Go through the entries below and count the lines holding the word "доске". Reply with only the number, please.

┌──

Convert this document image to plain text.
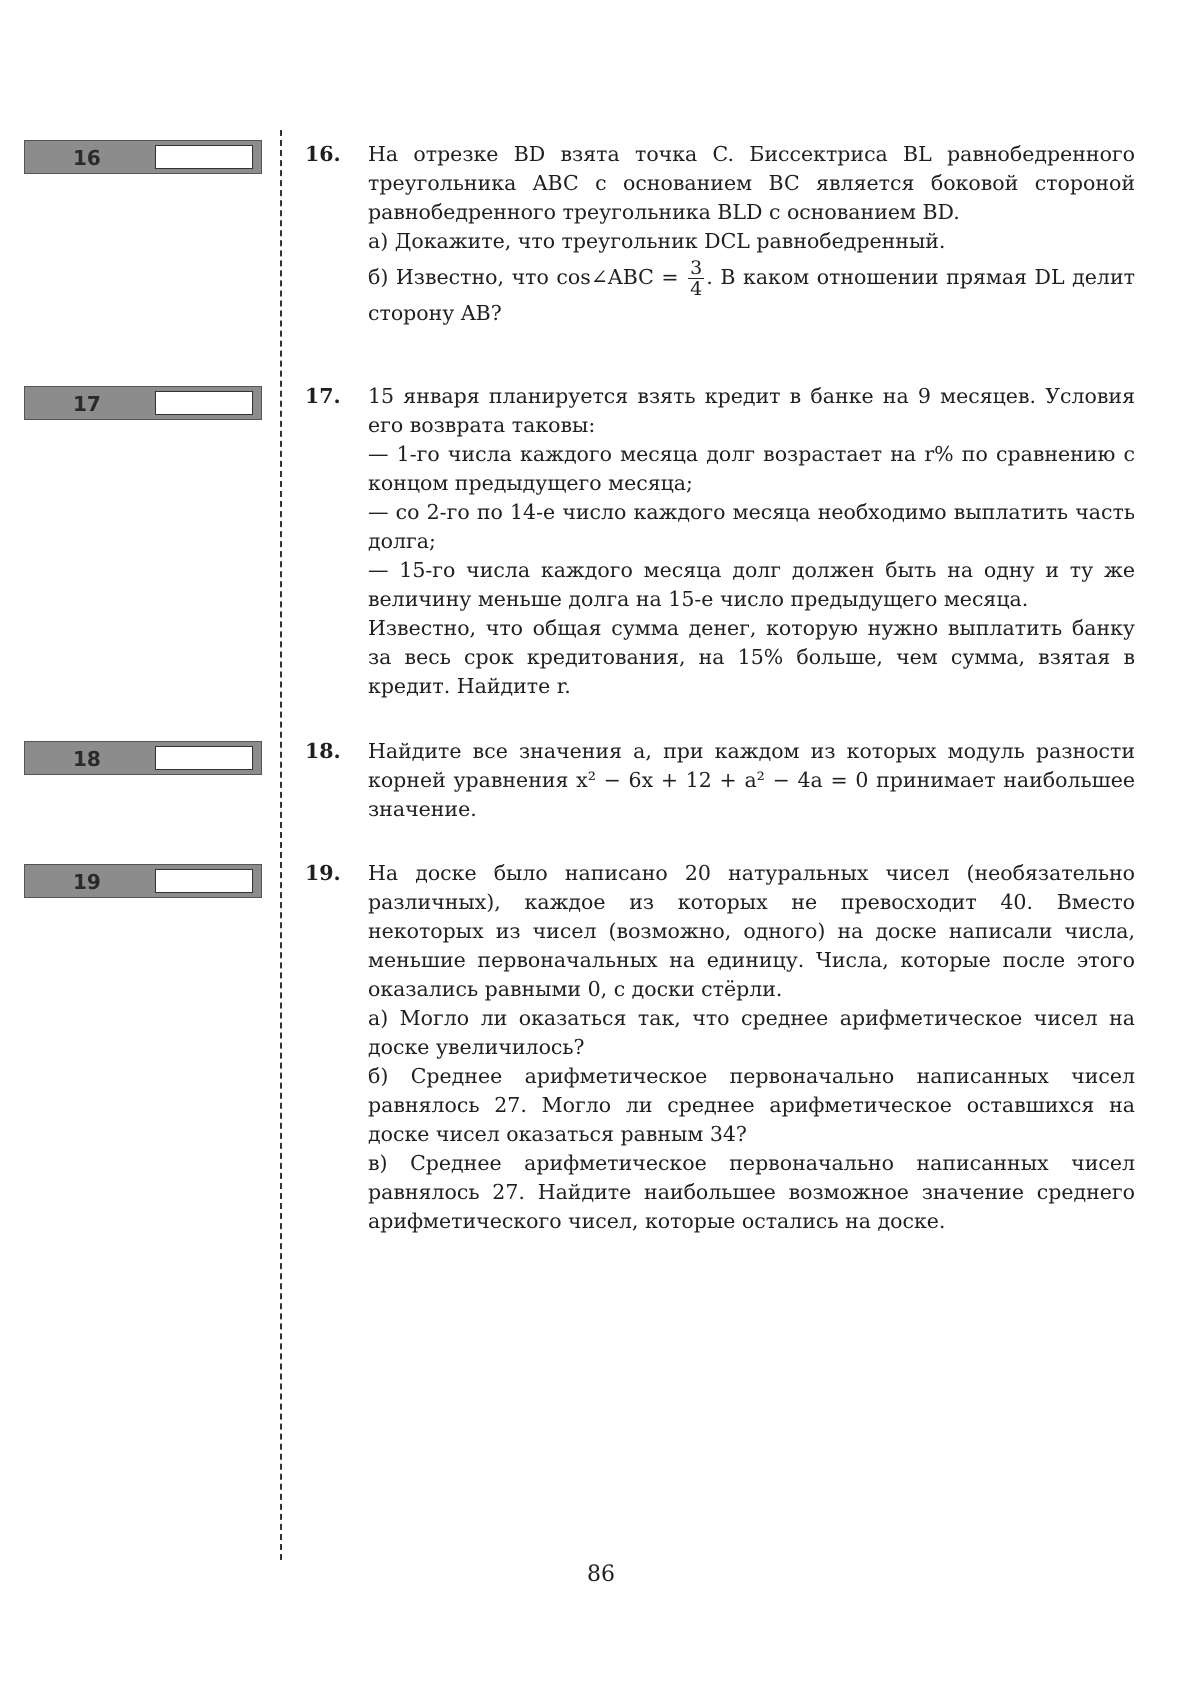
16
17
18
19
16. На отрезке BD взята точка C. Биссектриса BL равнобедренного треугольника ABC с основанием BC является боковой стороной равнобедренного треугольника BLD с основанием BD.

а) Докажите, что треугольник DCL равнобедренный.

б) Известно, что cos∠ABC = $\frac{3}{4}$ . В каком отношении прямая DL делит сторону AB?

17. 15 января планируется взять кредит в банке на 9 месяцев. Условия его возврата таковы:

— 1-го числа каждого месяца долг возрастает на r% по сравнению с концом предыдущего месяца;

— со 2-го по 14-е число каждого месяца необходимо выплатить часть долга;

— 15-го числа каждого месяца долг должен быть на одну и ту же величину меньше долга на 15-е число предыдущего месяца.

Известно, что общая сумма денег, которую нужно выплатить банку за весь срок кредитования, на 15% больше, чем сумма, взятая в кредит. Найдите r.

18. Найдите все значения a, при каждом из которых модуль разности корней уравнения x² − 6x + 12 + a² − 4a = 0 принимает наибольшее значение.

19. На доске было написано 20 натуральных чисел (необязательно различных), каждое из которых не превосходит 40. Вместо некоторых из чисел (возможно, одного) на доске написали числа, меньшие первоначальных на единицу. Числа, которые после этого оказались равными 0, с доски стёрли.

а) Могло ли оказаться так, что среднее арифметическое чисел на доске увеличилось?

б) Среднее арифметическое первоначально написанных чисел равнялось 27. Могло ли среднее арифметическое оставшихся на доске чисел оказаться равным 34?

в) Среднее арифметическое первоначально написанных чисел равнялось 27. Найдите наибольшее возможное значение среднего арифметического чисел, которые остались на доске.

86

└──

**Completed task**. 4